**WORK TO DO**
Locate each line with the string "pollicetur" in the listing below and copy it.

########

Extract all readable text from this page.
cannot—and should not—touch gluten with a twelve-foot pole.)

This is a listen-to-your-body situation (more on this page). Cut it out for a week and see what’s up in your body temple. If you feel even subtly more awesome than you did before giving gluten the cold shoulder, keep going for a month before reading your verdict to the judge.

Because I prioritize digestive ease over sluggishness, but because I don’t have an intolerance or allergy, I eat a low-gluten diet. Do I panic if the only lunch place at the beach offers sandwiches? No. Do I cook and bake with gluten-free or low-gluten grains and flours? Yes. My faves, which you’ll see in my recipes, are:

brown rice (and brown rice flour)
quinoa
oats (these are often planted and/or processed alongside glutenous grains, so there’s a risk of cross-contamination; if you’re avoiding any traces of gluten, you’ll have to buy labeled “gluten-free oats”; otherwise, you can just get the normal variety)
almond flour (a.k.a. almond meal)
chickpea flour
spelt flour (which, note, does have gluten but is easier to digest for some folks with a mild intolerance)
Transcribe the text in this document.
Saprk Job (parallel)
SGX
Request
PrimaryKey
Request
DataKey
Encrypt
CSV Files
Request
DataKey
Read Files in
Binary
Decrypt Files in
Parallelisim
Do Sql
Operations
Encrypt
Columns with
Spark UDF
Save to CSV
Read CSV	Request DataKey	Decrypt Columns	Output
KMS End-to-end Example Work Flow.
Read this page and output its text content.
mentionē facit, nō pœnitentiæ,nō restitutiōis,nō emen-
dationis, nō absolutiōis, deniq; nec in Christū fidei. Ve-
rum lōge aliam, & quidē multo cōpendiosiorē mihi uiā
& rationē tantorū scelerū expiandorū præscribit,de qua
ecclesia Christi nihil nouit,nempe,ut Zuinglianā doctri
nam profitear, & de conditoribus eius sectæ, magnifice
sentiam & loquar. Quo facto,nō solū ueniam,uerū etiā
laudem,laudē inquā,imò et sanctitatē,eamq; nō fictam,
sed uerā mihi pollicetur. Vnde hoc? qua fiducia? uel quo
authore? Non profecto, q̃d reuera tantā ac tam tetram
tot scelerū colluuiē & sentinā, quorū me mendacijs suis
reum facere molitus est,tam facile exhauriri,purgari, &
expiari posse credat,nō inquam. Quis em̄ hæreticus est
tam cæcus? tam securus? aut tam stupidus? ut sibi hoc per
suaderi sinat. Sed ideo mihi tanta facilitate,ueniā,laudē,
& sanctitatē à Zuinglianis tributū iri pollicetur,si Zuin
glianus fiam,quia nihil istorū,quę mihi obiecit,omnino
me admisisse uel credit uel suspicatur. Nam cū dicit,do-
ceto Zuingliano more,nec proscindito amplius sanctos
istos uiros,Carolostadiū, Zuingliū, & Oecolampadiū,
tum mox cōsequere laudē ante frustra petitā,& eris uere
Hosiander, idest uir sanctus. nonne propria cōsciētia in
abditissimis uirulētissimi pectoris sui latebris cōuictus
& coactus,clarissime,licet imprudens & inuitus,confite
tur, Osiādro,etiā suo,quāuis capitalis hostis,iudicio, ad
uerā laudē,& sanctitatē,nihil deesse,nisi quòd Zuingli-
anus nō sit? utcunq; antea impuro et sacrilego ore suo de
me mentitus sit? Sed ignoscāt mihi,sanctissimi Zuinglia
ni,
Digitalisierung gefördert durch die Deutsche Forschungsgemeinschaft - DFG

########

**FULL RESPONSE**
sed uerā mihi pollicetur. Vnde hoc? qua fiducia? uel quo
& sanctitatē à Zuinglianis tributū iri pollicetur,si Zuin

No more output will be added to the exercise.